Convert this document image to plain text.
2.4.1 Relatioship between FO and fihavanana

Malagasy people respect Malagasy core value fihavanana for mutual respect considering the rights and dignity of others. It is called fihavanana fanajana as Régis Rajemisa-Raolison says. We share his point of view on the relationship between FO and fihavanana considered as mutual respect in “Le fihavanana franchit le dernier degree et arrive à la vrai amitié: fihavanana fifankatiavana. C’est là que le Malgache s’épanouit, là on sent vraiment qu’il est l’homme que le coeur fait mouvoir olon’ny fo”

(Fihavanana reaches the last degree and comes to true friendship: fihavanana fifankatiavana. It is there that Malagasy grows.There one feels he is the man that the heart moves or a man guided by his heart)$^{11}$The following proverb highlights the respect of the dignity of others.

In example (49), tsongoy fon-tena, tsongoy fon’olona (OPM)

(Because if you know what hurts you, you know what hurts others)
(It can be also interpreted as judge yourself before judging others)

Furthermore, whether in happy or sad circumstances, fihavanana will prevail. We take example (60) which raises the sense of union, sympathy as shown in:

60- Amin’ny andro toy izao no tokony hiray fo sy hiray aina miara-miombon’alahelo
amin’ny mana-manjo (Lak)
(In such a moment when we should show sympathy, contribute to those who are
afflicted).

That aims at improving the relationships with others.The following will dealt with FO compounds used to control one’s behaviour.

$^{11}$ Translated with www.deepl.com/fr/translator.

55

> _Brief_: Reproduce the material above, every line of it, exactly.

> _Solution for this task_:
Convert this document image to plain text.
2.4.1 Relatioship between FO and fihavanana

Malagasy people respect Malagasy core value fihavanana for mutual respect considering the rights and dignity of others. It is called fihavanana fanajana as Régis Rajemisa-Raolison says. We share his point of view on the relationship between FO and fihavanana considered as mutual respect in “Le fihavanana franchit le dernier degree et arrive à la vrai amitié: fihavanana fifankatiavana. C’est là que le Malgache s’épanouit, là on sent vraiment qu’il est l’homme que le coeur fait mouvoir olon’ny fo”

(Fihavanana reaches the last degree and comes to true friendship: fihavanana fifankatiavana. It is there that Malagasy grows.There one feels he is the man that the heart moves or a man guided by his heart)$^{11}$The following proverb highlights the respect of the dignity of others.

In example (49), tsongoy fon-tena, tsongoy fon’olona (OPM)

(Because if you know what hurts you, you know what hurts others)
(It can be also interpreted as judge yourself before judging others)

Furthermore, whether in happy or sad circumstances, fihavanana will prevail. We take example (60) which raises the sense of union, sympathy as shown in:

60- Amin’ny andro toy izao no tokony hiray fo sy hiray aina miara-miombon’alahelo
amin’ny mana-manjo (Lak)
(In such a moment when we should show sympathy, contribute to those who are
afflicted).

That aims at improving the relationships with others.The following will dealt with FO compounds used to control one’s behaviour.

$^{11}$ Translated with www.deepl.com/fr/translator.

55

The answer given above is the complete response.